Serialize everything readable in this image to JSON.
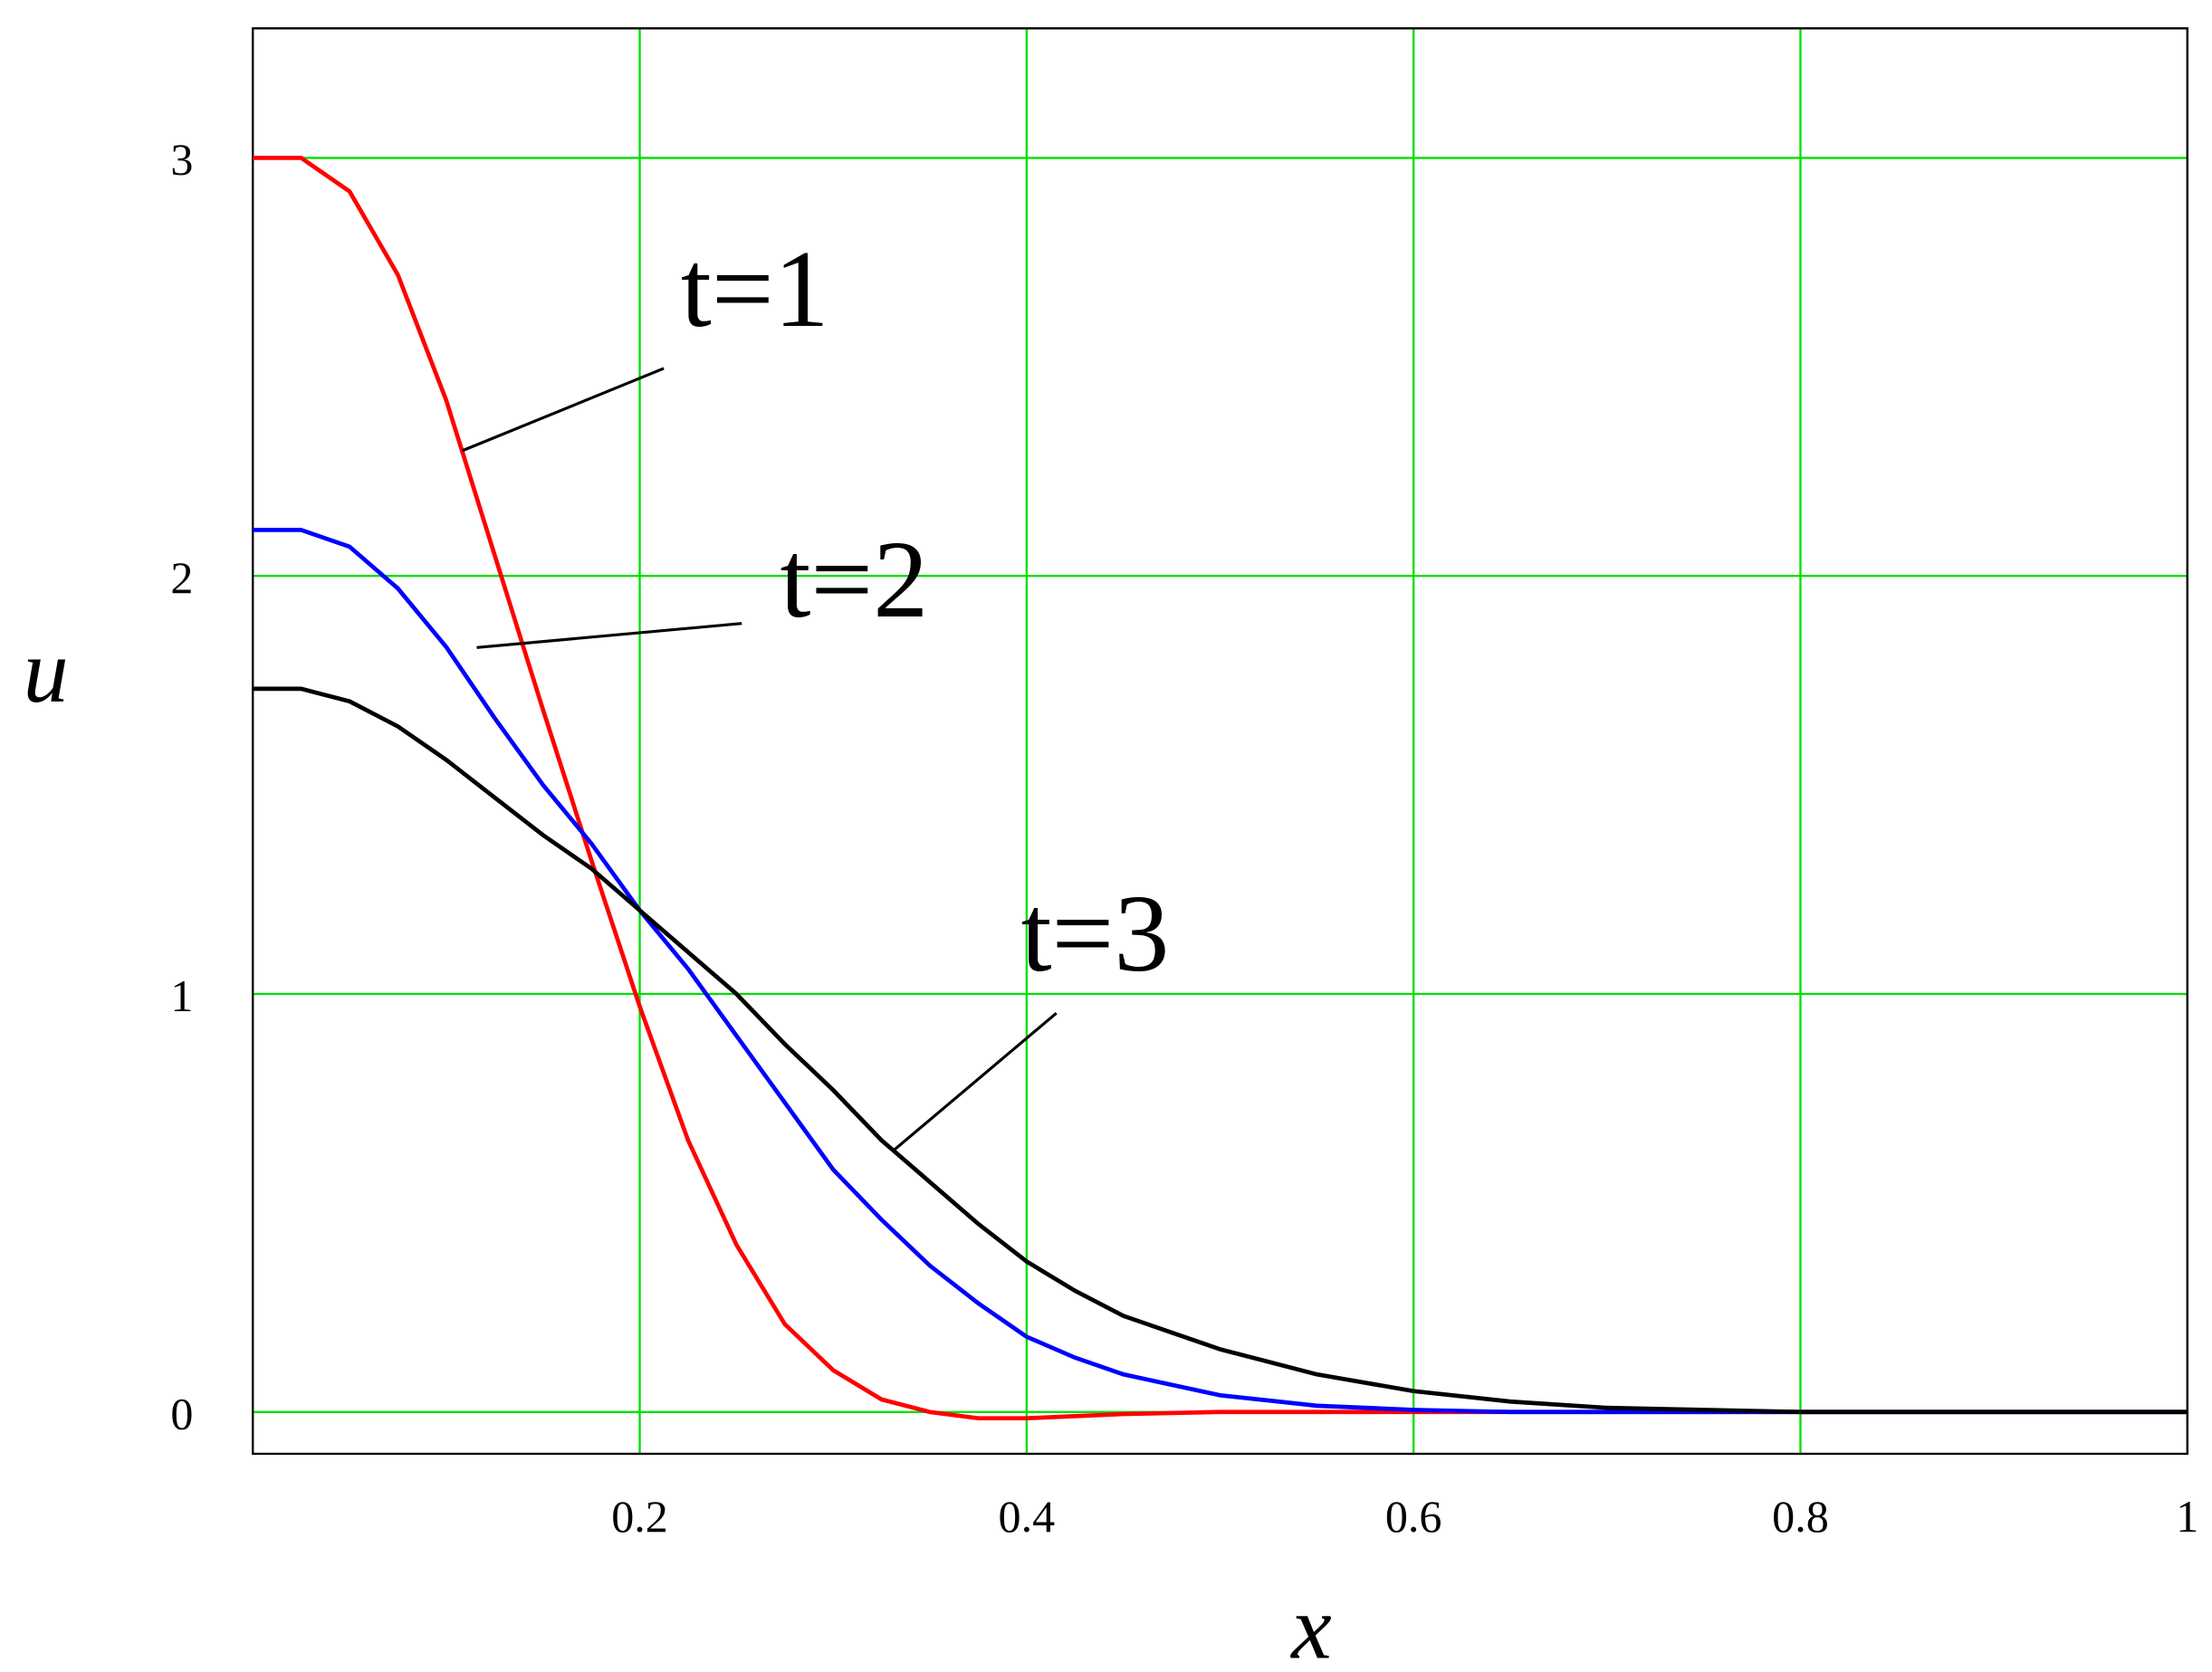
{
  "chart_data": {
    "type": "line",
    "x_label": "x",
    "y_label": "u",
    "x": [
      0,
      0.025,
      0.05,
      0.075,
      0.1,
      0.125,
      0.15,
      0.175,
      0.2,
      0.225,
      0.25,
      0.275,
      0.3,
      0.325,
      0.35,
      0.375,
      0.4,
      0.425,
      0.45,
      0.5,
      0.55,
      0.6,
      0.65,
      0.7,
      0.8,
      0.9,
      1
    ],
    "series": [
      {
        "name": "t=1",
        "color": "#ff0000",
        "values": [
          3.0,
          3.0,
          2.92,
          2.72,
          2.42,
          2.05,
          1.68,
          1.32,
          0.97,
          0.65,
          0.4,
          0.21,
          0.1,
          0.03,
          0.0,
          -0.015,
          -0.015,
          -0.01,
          -0.005,
          0,
          0,
          0,
          0,
          0,
          0,
          0,
          0
        ]
      },
      {
        "name": "t=2",
        "color": "#0000ff",
        "values": [
          2.11,
          2.11,
          2.07,
          1.97,
          1.83,
          1.66,
          1.5,
          1.36,
          1.2,
          1.06,
          0.9,
          0.74,
          0.58,
          0.46,
          0.35,
          0.26,
          0.18,
          0.13,
          0.09,
          0.04,
          0.015,
          0.005,
          0,
          0,
          0,
          0,
          0
        ]
      },
      {
        "name": "t=3",
        "color": "#000000",
        "values": [
          1.73,
          1.73,
          1.7,
          1.64,
          1.56,
          1.47,
          1.38,
          1.3,
          1.2,
          1.1,
          1.0,
          0.88,
          0.77,
          0.65,
          0.55,
          0.45,
          0.36,
          0.29,
          0.23,
          0.15,
          0.09,
          0.05,
          0.025,
          0.01,
          0,
          0,
          0
        ]
      }
    ],
    "xlim": [
      0,
      1
    ],
    "ylim": [
      -0.1,
      3.31
    ],
    "xticks": [
      0.2,
      0.4,
      0.6,
      0.8,
      1
    ],
    "yticks": [
      0,
      1,
      2,
      3
    ],
    "grid": true,
    "grid_color": "#00e000"
  }
}
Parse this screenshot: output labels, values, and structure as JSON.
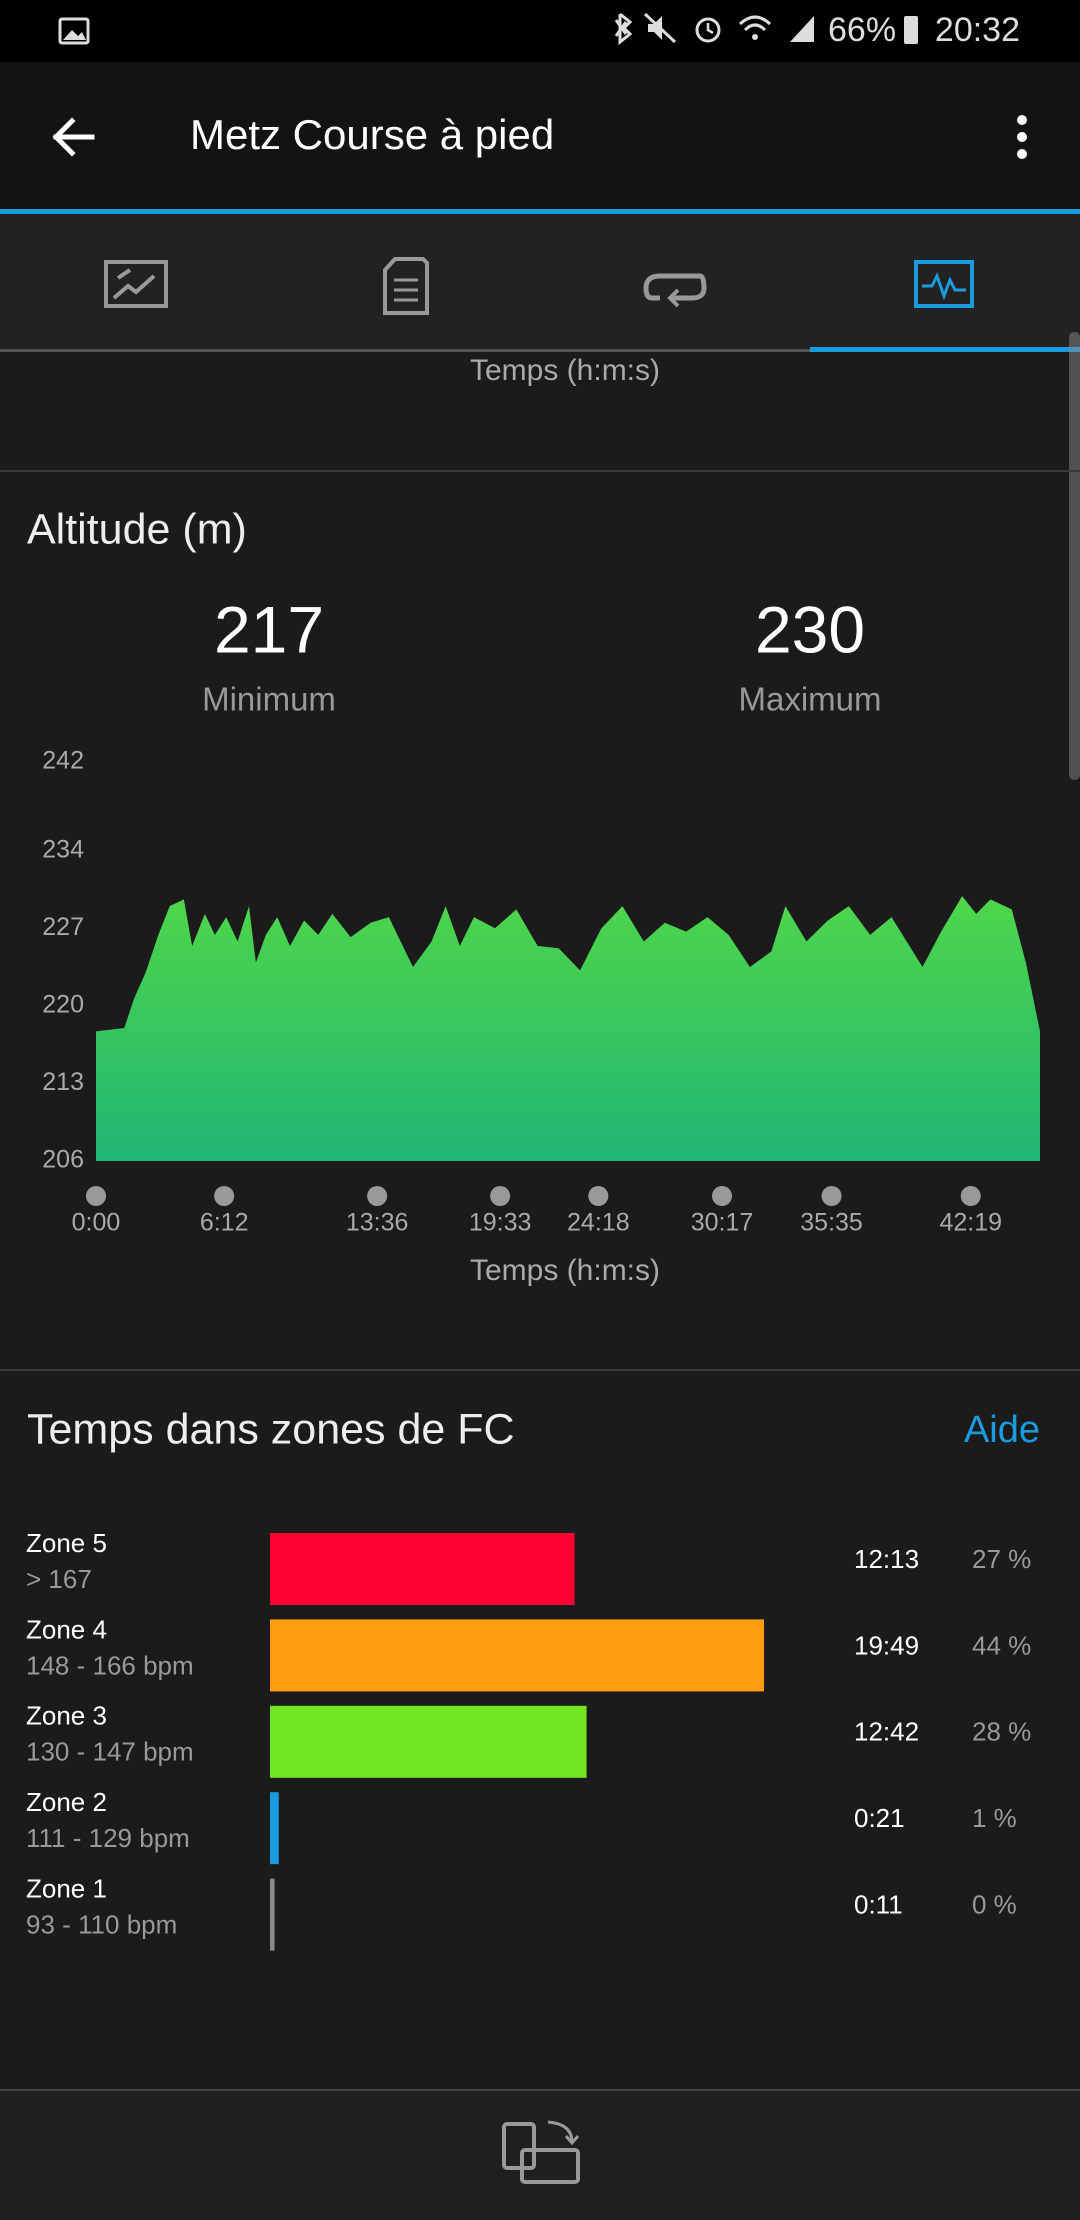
{
  "status_bar": {
    "battery": "66%",
    "time": "20:32"
  },
  "app_bar": {
    "title": "Metz Course à pied"
  },
  "previous_chart_x_label": "Temps (h:m:s)",
  "chart_data": {
    "type": "area",
    "title": "Altitude (m)",
    "summary": [
      {
        "name": "Minimum",
        "value": 217
      },
      {
        "name": "Maximum",
        "value": 230
      }
    ],
    "xlabel": "Temps (h:m:s)",
    "x": [
      0,
      82,
      111,
      144,
      181,
      214,
      255,
      279,
      316,
      345,
      378,
      411,
      444,
      464,
      493,
      526,
      563,
      604,
      645,
      686,
      739,
      797,
      850,
      920,
      974,
      1015,
      1056,
      1097,
      1158,
      1220,
      1282,
      1343,
      1405,
      1467,
      1528,
      1590,
      1651,
      1713,
      1775,
      1836,
      1898,
      1960,
      2001,
      2062,
      2124,
      2185,
      2247,
      2309,
      2399,
      2453,
      2514,
      2555,
      2596,
      2658,
      2699,
      2740
    ],
    "series": [
      {
        "name": "Altitude",
        "color": "#4fd64a",
        "values": [
          217.7,
          218,
          220.7,
          223,
          226.4,
          229,
          229.6,
          225.4,
          228.3,
          226.4,
          228,
          225.8,
          229,
          223.9,
          226.4,
          228,
          225.4,
          227.7,
          226.4,
          228.3,
          226.2,
          227.5,
          228,
          223.5,
          225.8,
          229,
          225.4,
          228,
          227,
          228.7,
          225.4,
          225.2,
          223.2,
          227,
          229,
          225.8,
          227.5,
          226.7,
          228,
          226.4,
          223.5,
          224.9,
          229,
          225.8,
          227.7,
          229,
          226.4,
          228,
          223.5,
          226.7,
          229.9,
          228.3,
          229.6,
          228.7,
          223.9,
          217.7
        ]
      }
    ],
    "xlim": [
      0,
      2740
    ],
    "xticks": [
      {
        "value": 0,
        "label": "0:00"
      },
      {
        "value": 372,
        "label": "6:12"
      },
      {
        "value": 816,
        "label": "13:36"
      },
      {
        "value": 1173,
        "label": "19:33"
      },
      {
        "value": 1458,
        "label": "24:18"
      },
      {
        "value": 1817,
        "label": "30:17"
      },
      {
        "value": 2135,
        "label": "35:35"
      },
      {
        "value": 2539,
        "label": "42:19"
      }
    ],
    "ylim": [
      206,
      242
    ],
    "yticks": [
      206,
      213,
      220,
      227,
      234,
      242
    ],
    "grid": false
  },
  "hr_zones": {
    "title": "Temps dans zones de FC",
    "help": "Aide",
    "zones": [
      {
        "name": "Zone 5",
        "range": "> 167",
        "color": "#ff0033",
        "time": {
          "value": 733,
          "label": "12:13"
        },
        "percent": {
          "value": 27,
          "label": "27 %"
        }
      },
      {
        "name": "Zone 4",
        "range": "148 - 166 bpm",
        "color": "#ff9c10",
        "time": {
          "value": 1189,
          "label": "19:49"
        },
        "percent": {
          "value": 44,
          "label": "44 %"
        }
      },
      {
        "name": "Zone 3",
        "range": "130 - 147 bpm",
        "color": "#72e620",
        "time": {
          "value": 762,
          "label": "12:42"
        },
        "percent": {
          "value": 28,
          "label": "28 %"
        }
      },
      {
        "name": "Zone 2",
        "range": "111 - 129 bpm",
        "color": "#1a9be0",
        "time": {
          "value": 21,
          "label": "0:21"
        },
        "percent": {
          "value": 1,
          "label": "1 %"
        }
      },
      {
        "name": "Zone 1",
        "range": "93 - 110 bpm",
        "color": "#8a8a8a",
        "time": {
          "value": 11,
          "label": "0:11"
        },
        "percent": {
          "value": 0,
          "label": "0 %"
        }
      }
    ]
  }
}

Task to complete → Copy all the entries word for word. Omit any pictures.

Finished task →
Serialize everything readable in this image to JSON.
{
  "chart_data": {
    "type": "line",
    "x_label": "x",
    "y_label": "u",
    "x": [
      0,
      0.025,
      0.05,
      0.075,
      0.1,
      0.125,
      0.15,
      0.175,
      0.2,
      0.225,
      0.25,
      0.275,
      0.3,
      0.325,
      0.35,
      0.375,
      0.4,
      0.425,
      0.45,
      0.5,
      0.55,
      0.6,
      0.65,
      0.7,
      0.8,
      0.9,
      1
    ],
    "series": [
      {
        "name": "t=1",
        "color": "#ff0000",
        "values": [
          3.0,
          3.0,
          2.92,
          2.72,
          2.42,
          2.05,
          1.68,
          1.32,
          0.97,
          0.65,
          0.4,
          0.21,
          0.1,
          0.03,
          0.0,
          -0.015,
          -0.015,
          -0.01,
          -0.005,
          0,
          0,
          0,
          0,
          0,
          0,
          0,
          0
        ]
      },
      {
        "name": "t=2",
        "color": "#0000ff",
        "values": [
          2.11,
          2.11,
          2.07,
          1.97,
          1.83,
          1.66,
          1.5,
          1.36,
          1.2,
          1.06,
          0.9,
          0.74,
          0.58,
          0.46,
          0.35,
          0.26,
          0.18,
          0.13,
          0.09,
          0.04,
          0.015,
          0.005,
          0,
          0,
          0,
          0,
          0
        ]
      },
      {
        "name": "t=3",
        "color": "#000000",
        "values": [
          1.73,
          1.73,
          1.7,
          1.64,
          1.56,
          1.47,
          1.38,
          1.3,
          1.2,
          1.1,
          1.0,
          0.88,
          0.77,
          0.65,
          0.55,
          0.45,
          0.36,
          0.29,
          0.23,
          0.15,
          0.09,
          0.05,
          0.025,
          0.01,
          0,
          0,
          0
        ]
      }
    ],
    "xlim": [
      0,
      1
    ],
    "ylim": [
      -0.1,
      3.31
    ],
    "xticks": [
      0.2,
      0.4,
      0.6,
      0.8,
      1
    ],
    "yticks": [
      0,
      1,
      2,
      3
    ],
    "grid": true,
    "grid_color": "#00e000"
  }
}
Parse this screenshot: output labels, values, and structure as JSON.
{
  "status_bar": {
    "battery": "66%",
    "time": "20:32"
  },
  "app_bar": {
    "title": "Metz Course à pied"
  },
  "previous_chart_x_label": "Temps (h:m:s)",
  "chart_data": {
    "type": "area",
    "title": "Altitude (m)",
    "summary": [
      {
        "name": "Minimum",
        "value": 217
      },
      {
        "name": "Maximum",
        "value": 230
      }
    ],
    "xlabel": "Temps (h:m:s)",
    "x": [
      0,
      82,
      111,
      144,
      181,
      214,
      255,
      279,
      316,
      345,
      378,
      411,
      444,
      464,
      493,
      526,
      563,
      604,
      645,
      686,
      739,
      797,
      850,
      920,
      974,
      1015,
      1056,
      1097,
      1158,
      1220,
      1282,
      1343,
      1405,
      1467,
      1528,
      1590,
      1651,
      1713,
      1775,
      1836,
      1898,
      1960,
      2001,
      2062,
      2124,
      2185,
      2247,
      2309,
      2399,
      2453,
      2514,
      2555,
      2596,
      2658,
      2699,
      2740
    ],
    "series": [
      {
        "name": "Altitude",
        "color": "#4fd64a",
        "values": [
          217.7,
          218,
          220.7,
          223,
          226.4,
          229,
          229.6,
          225.4,
          228.3,
          226.4,
          228,
          225.8,
          229,
          223.9,
          226.4,
          228,
          225.4,
          227.7,
          226.4,
          228.3,
          226.2,
          227.5,
          228,
          223.5,
          225.8,
          229,
          225.4,
          228,
          227,
          228.7,
          225.4,
          225.2,
          223.2,
          227,
          229,
          225.8,
          227.5,
          226.7,
          228,
          226.4,
          223.5,
          224.9,
          229,
          225.8,
          227.7,
          229,
          226.4,
          228,
          223.5,
          226.7,
          229.9,
          228.3,
          229.6,
          228.7,
          223.9,
          217.7
        ]
      }
    ],
    "xlim": [
      0,
      2740
    ],
    "xticks": [
      {
        "value": 0,
        "label": "0:00"
      },
      {
        "value": 372,
        "label": "6:12"
      },
      {
        "value": 816,
        "label": "13:36"
      },
      {
        "value": 1173,
        "label": "19:33"
      },
      {
        "value": 1458,
        "label": "24:18"
      },
      {
        "value": 1817,
        "label": "30:17"
      },
      {
        "value": 2135,
        "label": "35:35"
      },
      {
        "value": 2539,
        "label": "42:19"
      }
    ],
    "ylim": [
      206,
      242
    ],
    "yticks": [
      206,
      213,
      220,
      227,
      234,
      242
    ],
    "grid": false
  },
  "hr_zones": {
    "title": "Temps dans zones de FC",
    "help": "Aide",
    "zones": [
      {
        "name": "Zone 5",
        "range": "> 167",
        "color": "#ff0033",
        "time": {
          "value": 733,
          "label": "12:13"
        },
        "percent": {
          "value": 27,
          "label": "27 %"
        }
      },
      {
        "name": "Zone 4",
        "range": "148 - 166 bpm",
        "color": "#ff9c10",
        "time": {
          "value": 1189,
          "label": "19:49"
        },
        "percent": {
          "value": 44,
          "label": "44 %"
        }
      },
      {
        "name": "Zone 3",
        "range": "130 - 147 bpm",
        "color": "#72e620",
        "time": {
          "value": 762,
          "label": "12:42"
        },
        "percent": {
          "value": 28,
          "label": "28 %"
        }
      },
      {
        "name": "Zone 2",
        "range": "111 - 129 bpm",
        "color": "#1a9be0",
        "time": {
          "value": 21,
          "label": "0:21"
        },
        "percent": {
          "value": 1,
          "label": "1 %"
        }
      },
      {
        "name": "Zone 1",
        "range": "93 - 110 bpm",
        "color": "#8a8a8a",
        "time": {
          "value": 11,
          "label": "0:11"
        },
        "percent": {
          "value": 0,
          "label": "0 %"
        }
      }
    ]
  }
}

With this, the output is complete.